● READING TEXT
+++
BEIJING REVIEW (BR): Last time, we discussed your proposal of an “Asian NATO.” What’s been the reaction to the proposal so far? Can Asia accept such an organization?

MD NALAPAT (MN): I think a lot of discussions are going on about the Asian security system. The need of Asian countries to handle their own security is under discussion among security experts and policy makers of relevant countries.

BR: India has set up its first permanent overseas military base in Tajikistan. India is the first Asian country that has opened an overseas military base. What do you think its strategic importance is to India? In your opinion, how will it affect the regional security structure? Is it out of energy concern, as analysts comment?

MN: The Indian armed forces are quite strong in Asia. The fact of the matter is that India would like to be a global power, not a sub-regional power. I think India’s policies are going to change, with this shift in the perception of India’s role. I think it will not be possible for any country in the world to bring India back into a position where it is not at the first rank of technology. Take nuclear weapons for example. No country can force India to become a non-nuclear power. I don’t think any country in the world should have a problem with this. Every country should accept that India is among the top countries of the world. India has the right to have nuclear weapons, and India has the right to have a strong defense system. I don’t think any country should worry about it.

I think the Indian army is very professional. But unfortunately, in the past, the Indian army did not accept many people from outside our borders for training, especially those from our neighborhood. This was a mistake. The Indian army should become much more active in military diplomacy, and help other armies with training. I think what you referred to is only a small first step in that direction, and I believe that many similar steps will follow.

India, like China, has got serious problems locating low-cost energy sources. India is developing new energy resources, such as natural gas, as alternatives to petroleum. And as far as natural gas is concerned, Central Asia is very important. It’s not only an energy question, it’s also a question of cultural attitude and outlook. We believe we must help countries that are friendly to us. By interacting with them, we can promote values that are good for both sides.

BR: What’s been your evaluation of India-U.S. relations in the past few years? Now, Bush has been reelected, could you forecast the future relations between the two countries?
+++
● MATERIAL SUPPLIED
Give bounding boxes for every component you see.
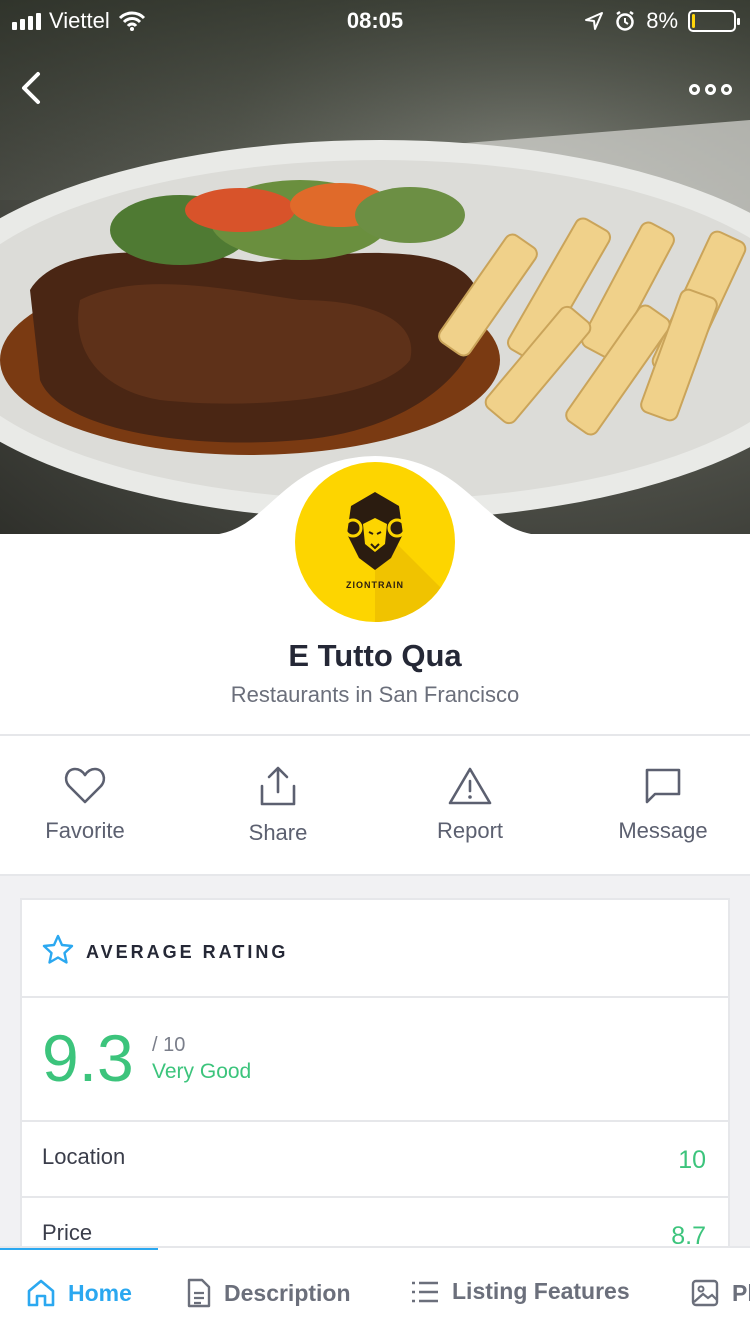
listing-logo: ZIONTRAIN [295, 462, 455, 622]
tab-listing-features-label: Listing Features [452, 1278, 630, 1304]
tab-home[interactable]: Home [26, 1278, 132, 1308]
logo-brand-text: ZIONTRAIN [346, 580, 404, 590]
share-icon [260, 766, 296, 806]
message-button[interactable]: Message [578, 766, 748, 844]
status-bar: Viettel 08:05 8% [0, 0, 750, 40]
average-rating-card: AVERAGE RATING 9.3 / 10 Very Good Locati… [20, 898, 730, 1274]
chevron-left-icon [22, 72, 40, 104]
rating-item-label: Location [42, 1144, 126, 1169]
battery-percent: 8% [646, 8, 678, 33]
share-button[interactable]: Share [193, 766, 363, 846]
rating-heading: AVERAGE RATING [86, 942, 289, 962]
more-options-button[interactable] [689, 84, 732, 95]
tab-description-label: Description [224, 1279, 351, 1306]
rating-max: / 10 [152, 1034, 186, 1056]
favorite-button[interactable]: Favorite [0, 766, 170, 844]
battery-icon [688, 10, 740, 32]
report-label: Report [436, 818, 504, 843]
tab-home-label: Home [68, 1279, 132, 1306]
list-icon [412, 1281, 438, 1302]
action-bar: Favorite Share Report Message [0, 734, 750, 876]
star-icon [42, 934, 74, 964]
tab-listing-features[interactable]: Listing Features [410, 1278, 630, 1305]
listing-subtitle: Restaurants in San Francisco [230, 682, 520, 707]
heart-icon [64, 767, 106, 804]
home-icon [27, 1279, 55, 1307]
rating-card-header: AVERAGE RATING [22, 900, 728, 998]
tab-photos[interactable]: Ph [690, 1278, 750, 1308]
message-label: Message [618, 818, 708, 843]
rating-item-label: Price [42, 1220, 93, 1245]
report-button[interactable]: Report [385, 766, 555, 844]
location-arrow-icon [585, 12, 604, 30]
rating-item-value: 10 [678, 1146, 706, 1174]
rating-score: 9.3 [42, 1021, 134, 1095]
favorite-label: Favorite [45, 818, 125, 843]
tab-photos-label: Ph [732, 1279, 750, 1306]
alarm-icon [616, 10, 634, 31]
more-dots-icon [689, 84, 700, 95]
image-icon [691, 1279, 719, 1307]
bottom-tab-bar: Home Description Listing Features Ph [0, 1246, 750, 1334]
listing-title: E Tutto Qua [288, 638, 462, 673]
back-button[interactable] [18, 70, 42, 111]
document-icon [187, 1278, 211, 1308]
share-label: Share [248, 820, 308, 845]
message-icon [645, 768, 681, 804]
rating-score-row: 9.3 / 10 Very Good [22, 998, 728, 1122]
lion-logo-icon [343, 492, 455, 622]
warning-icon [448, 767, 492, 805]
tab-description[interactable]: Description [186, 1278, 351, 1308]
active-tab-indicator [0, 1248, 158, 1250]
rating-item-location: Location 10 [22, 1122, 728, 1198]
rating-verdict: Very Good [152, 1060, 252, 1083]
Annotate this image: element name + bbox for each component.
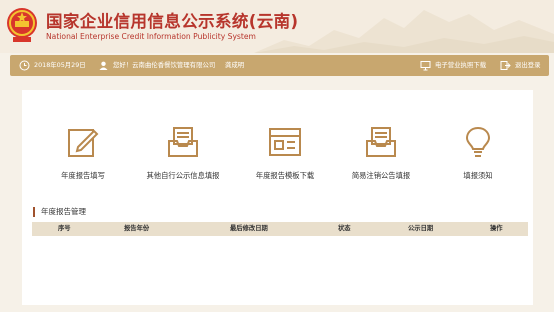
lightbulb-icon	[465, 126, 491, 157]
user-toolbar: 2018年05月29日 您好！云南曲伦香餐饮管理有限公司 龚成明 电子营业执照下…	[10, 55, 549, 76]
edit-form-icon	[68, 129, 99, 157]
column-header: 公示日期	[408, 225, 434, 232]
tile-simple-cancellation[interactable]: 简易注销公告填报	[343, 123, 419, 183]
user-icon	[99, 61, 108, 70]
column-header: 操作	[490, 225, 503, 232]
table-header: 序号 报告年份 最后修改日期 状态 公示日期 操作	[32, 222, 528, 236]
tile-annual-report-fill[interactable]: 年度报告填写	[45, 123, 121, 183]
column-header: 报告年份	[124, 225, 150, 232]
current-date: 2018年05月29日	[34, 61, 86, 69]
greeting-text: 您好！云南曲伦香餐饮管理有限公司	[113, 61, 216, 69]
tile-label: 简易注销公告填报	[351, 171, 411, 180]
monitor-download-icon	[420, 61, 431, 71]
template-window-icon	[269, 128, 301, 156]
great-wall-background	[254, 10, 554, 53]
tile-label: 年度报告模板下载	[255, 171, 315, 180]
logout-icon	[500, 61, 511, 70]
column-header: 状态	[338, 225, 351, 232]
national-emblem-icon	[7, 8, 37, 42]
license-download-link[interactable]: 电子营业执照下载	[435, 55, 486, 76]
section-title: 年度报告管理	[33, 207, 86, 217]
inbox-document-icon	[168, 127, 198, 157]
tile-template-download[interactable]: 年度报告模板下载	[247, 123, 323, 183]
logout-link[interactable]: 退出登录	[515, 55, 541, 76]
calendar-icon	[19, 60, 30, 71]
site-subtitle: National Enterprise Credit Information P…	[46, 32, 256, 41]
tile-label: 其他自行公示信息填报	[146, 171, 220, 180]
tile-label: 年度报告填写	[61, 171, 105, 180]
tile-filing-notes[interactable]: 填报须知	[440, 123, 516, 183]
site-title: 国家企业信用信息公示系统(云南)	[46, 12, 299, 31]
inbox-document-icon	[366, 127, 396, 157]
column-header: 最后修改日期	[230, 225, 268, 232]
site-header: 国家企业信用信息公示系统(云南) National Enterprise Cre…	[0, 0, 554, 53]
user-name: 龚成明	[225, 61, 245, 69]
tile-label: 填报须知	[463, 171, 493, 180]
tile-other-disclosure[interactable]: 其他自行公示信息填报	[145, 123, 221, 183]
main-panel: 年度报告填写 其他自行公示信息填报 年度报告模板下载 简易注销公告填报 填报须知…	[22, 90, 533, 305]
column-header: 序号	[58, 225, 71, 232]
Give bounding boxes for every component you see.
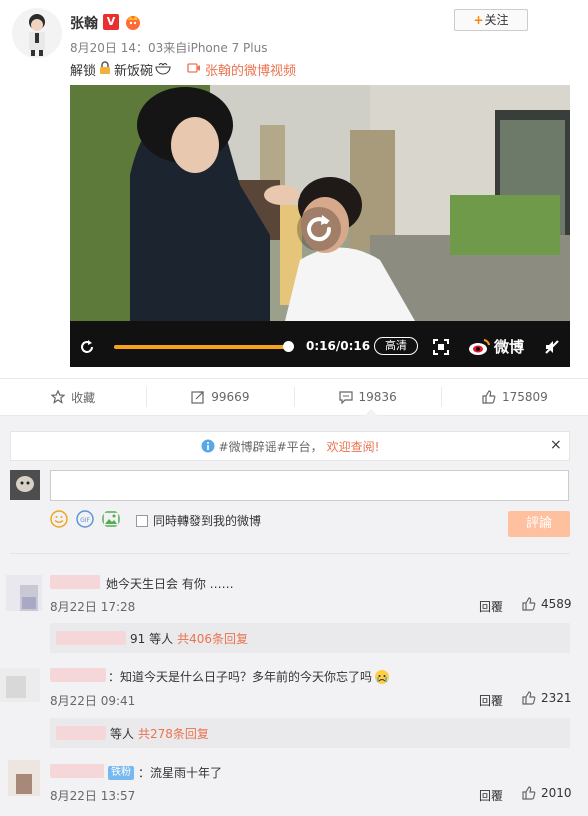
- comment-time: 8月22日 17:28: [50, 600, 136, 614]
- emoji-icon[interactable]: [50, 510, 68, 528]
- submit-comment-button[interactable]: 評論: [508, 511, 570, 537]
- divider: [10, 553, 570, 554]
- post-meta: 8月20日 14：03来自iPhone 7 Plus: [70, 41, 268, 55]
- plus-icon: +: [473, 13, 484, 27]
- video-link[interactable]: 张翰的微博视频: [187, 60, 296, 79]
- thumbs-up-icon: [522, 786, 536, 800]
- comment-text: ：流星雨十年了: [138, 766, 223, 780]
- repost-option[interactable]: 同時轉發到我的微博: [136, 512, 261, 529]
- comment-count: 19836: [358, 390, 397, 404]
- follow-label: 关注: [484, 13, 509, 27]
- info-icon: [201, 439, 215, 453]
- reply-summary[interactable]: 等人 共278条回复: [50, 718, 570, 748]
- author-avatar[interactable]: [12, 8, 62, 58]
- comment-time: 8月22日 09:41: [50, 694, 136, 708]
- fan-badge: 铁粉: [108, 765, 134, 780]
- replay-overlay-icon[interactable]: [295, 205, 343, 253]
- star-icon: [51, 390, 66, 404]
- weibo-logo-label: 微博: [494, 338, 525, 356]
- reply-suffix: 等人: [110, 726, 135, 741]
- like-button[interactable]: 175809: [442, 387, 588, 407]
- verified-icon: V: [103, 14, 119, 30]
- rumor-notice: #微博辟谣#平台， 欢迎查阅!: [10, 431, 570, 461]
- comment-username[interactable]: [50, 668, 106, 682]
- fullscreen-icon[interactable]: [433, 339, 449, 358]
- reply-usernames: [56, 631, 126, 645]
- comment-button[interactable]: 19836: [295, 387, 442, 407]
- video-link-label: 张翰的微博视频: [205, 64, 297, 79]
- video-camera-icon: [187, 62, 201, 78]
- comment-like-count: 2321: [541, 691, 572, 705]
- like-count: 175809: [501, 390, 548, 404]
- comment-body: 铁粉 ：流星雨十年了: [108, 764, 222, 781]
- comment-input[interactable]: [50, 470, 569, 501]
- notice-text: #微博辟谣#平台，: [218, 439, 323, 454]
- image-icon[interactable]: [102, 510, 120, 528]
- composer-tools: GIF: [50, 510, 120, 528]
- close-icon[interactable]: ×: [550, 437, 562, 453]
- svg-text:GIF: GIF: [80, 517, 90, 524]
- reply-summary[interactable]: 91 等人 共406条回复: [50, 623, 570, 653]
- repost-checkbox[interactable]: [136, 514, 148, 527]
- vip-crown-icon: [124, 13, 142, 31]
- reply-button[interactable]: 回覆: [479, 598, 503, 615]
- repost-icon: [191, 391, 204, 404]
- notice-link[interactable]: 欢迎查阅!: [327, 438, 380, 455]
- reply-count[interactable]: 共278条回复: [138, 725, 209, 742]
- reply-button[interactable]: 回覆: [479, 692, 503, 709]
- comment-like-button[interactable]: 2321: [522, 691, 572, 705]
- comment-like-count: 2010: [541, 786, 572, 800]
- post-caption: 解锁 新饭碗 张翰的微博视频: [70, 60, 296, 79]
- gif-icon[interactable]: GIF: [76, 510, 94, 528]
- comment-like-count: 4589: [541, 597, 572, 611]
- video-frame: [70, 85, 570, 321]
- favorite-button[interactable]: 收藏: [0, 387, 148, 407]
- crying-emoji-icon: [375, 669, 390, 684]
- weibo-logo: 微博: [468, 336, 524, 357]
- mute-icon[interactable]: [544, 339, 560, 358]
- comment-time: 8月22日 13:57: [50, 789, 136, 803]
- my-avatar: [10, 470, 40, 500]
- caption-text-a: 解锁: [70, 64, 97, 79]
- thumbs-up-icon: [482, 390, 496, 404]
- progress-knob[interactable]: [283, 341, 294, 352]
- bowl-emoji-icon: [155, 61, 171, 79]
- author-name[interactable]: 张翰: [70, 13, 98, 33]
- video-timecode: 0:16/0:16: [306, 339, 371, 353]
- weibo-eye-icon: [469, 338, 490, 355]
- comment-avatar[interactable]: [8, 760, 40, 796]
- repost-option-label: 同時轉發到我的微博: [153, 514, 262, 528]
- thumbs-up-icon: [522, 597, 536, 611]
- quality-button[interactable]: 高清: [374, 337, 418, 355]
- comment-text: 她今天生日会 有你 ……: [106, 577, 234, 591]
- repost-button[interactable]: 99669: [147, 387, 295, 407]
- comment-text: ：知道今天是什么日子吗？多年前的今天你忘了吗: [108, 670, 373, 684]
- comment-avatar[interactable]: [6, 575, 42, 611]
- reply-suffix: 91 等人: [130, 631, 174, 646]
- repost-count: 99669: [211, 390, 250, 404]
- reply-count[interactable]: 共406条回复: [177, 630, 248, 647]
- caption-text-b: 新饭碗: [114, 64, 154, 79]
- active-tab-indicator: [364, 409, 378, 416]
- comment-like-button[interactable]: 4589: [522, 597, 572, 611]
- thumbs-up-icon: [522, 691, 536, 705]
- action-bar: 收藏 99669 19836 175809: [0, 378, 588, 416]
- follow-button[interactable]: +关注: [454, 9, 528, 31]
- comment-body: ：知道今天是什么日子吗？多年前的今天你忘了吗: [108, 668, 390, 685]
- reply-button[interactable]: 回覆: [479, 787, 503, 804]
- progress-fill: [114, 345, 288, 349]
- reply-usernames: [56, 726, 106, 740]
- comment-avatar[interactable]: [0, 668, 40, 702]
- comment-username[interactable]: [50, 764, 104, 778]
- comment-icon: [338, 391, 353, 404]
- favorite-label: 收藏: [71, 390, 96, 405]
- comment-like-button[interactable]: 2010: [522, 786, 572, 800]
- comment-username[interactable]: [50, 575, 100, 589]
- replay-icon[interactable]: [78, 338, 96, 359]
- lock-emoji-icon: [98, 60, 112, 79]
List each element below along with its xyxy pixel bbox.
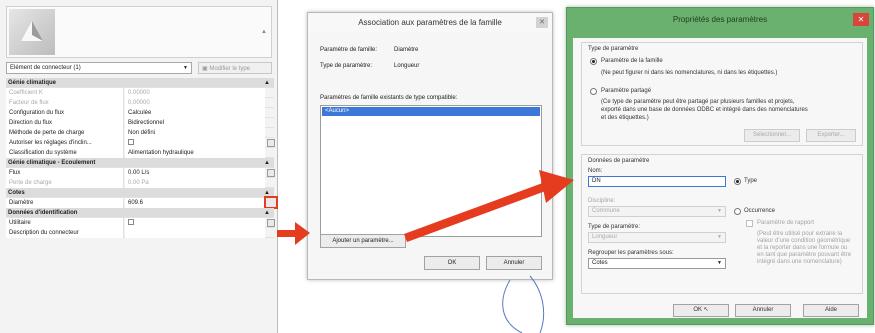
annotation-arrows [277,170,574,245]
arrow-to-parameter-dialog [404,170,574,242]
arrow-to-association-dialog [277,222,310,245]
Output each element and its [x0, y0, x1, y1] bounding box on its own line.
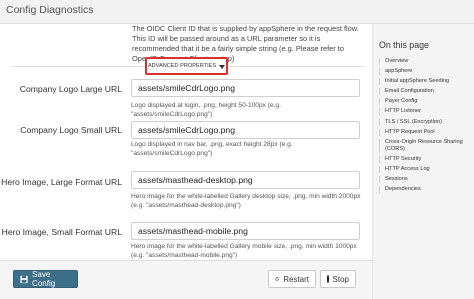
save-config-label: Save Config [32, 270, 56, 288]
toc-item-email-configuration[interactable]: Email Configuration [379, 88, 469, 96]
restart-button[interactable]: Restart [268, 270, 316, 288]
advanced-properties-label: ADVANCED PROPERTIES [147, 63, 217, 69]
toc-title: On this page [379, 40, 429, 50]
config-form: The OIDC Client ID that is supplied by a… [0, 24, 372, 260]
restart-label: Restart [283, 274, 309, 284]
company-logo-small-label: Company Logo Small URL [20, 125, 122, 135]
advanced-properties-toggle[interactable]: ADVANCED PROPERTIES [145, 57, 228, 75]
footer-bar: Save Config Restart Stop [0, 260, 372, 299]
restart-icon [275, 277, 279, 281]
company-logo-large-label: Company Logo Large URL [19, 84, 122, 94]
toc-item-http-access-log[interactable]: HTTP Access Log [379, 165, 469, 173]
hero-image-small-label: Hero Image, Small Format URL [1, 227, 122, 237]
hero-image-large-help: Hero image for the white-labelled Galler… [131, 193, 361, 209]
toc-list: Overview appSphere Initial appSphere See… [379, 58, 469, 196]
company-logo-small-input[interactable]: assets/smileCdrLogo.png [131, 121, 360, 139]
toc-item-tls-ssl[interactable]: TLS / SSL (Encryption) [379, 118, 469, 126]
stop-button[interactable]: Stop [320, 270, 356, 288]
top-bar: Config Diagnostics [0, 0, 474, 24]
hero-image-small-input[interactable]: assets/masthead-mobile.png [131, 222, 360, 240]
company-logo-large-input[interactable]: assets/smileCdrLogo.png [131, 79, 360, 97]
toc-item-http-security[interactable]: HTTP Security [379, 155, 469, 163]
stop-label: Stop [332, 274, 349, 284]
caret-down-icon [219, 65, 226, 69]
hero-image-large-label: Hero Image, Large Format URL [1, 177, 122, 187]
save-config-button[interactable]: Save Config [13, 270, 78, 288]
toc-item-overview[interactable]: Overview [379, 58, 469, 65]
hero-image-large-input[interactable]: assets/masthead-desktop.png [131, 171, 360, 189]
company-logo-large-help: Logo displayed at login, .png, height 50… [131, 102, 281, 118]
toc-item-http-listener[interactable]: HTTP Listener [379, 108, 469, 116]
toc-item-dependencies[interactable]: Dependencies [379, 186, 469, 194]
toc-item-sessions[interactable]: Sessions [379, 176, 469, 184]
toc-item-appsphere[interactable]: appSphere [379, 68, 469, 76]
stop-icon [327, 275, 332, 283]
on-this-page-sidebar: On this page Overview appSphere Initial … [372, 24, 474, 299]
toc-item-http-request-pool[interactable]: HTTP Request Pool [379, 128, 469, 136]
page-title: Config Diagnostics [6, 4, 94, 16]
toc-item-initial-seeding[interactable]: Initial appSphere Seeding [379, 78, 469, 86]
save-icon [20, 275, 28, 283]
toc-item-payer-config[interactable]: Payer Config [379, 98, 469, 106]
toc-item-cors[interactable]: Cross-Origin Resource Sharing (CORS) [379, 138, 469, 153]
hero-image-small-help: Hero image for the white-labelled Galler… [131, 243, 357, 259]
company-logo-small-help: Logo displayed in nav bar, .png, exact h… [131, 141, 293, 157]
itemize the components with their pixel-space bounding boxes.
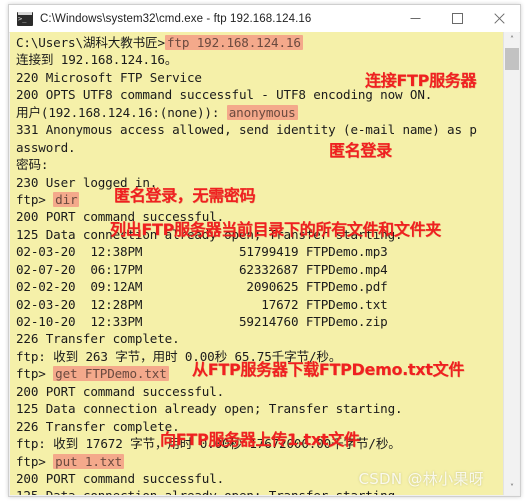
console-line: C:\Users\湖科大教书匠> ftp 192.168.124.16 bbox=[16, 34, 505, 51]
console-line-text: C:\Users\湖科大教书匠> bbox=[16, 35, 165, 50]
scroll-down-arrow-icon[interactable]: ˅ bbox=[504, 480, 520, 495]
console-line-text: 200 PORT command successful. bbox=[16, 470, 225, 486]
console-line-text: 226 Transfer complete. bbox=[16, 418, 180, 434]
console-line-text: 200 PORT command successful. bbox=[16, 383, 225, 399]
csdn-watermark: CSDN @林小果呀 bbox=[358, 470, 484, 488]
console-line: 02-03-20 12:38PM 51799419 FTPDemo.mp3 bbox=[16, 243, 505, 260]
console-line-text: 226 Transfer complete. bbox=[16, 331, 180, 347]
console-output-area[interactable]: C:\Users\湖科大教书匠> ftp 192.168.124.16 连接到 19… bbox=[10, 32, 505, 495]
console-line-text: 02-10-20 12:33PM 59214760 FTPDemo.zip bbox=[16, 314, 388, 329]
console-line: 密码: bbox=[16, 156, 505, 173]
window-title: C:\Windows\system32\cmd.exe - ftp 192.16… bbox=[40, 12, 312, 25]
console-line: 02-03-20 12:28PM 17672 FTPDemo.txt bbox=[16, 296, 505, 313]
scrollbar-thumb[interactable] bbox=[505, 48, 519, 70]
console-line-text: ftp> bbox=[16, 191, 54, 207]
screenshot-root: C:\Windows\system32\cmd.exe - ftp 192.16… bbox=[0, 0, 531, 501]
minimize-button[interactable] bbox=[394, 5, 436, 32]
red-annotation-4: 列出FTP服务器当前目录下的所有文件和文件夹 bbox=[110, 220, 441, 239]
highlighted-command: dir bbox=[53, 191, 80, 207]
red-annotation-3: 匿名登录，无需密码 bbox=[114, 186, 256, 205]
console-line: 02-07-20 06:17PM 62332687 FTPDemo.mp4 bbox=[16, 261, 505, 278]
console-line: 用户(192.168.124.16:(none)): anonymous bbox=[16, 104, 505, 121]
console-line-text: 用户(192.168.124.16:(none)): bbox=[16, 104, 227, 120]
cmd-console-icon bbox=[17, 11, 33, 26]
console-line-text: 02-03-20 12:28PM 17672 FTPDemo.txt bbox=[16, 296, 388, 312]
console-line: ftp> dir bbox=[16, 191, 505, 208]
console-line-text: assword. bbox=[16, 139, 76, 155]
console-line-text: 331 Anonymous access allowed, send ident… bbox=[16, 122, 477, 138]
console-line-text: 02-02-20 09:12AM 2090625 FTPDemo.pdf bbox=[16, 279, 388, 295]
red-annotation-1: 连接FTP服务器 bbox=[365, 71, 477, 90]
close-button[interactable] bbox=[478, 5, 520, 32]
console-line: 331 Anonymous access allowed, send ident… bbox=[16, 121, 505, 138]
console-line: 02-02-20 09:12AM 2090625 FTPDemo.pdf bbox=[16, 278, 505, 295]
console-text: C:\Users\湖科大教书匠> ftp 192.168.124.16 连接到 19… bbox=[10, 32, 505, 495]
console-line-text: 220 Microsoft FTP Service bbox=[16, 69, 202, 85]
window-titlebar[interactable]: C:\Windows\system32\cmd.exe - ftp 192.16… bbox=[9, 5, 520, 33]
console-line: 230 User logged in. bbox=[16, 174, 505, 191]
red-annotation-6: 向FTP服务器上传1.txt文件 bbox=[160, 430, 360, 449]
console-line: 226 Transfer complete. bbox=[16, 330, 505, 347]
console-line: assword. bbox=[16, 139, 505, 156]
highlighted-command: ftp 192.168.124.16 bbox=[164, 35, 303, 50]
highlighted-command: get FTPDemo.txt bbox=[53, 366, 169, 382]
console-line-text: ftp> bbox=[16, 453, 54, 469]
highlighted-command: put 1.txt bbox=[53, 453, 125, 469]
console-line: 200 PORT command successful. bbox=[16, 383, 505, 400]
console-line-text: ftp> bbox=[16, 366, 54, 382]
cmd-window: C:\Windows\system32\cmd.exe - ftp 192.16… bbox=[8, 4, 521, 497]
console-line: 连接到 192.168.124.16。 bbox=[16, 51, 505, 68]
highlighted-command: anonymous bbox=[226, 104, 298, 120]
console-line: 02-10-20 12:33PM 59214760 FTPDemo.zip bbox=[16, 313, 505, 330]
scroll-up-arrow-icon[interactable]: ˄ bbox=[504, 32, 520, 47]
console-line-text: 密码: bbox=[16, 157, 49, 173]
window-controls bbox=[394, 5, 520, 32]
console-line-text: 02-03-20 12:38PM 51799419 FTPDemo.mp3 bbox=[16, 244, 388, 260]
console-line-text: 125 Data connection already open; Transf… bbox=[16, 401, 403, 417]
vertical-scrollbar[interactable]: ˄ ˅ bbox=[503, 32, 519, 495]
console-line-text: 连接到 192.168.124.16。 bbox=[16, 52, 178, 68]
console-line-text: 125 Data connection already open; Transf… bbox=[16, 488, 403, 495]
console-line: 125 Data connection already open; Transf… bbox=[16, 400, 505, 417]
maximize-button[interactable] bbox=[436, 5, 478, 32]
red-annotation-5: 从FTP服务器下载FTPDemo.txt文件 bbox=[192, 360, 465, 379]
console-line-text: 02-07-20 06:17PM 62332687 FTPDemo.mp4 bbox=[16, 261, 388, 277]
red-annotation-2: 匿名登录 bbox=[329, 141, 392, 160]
+++
● YOUR TASK
List every country the interview mentions by name.

● THE REPLY
India, Tajikistan, China, U.S.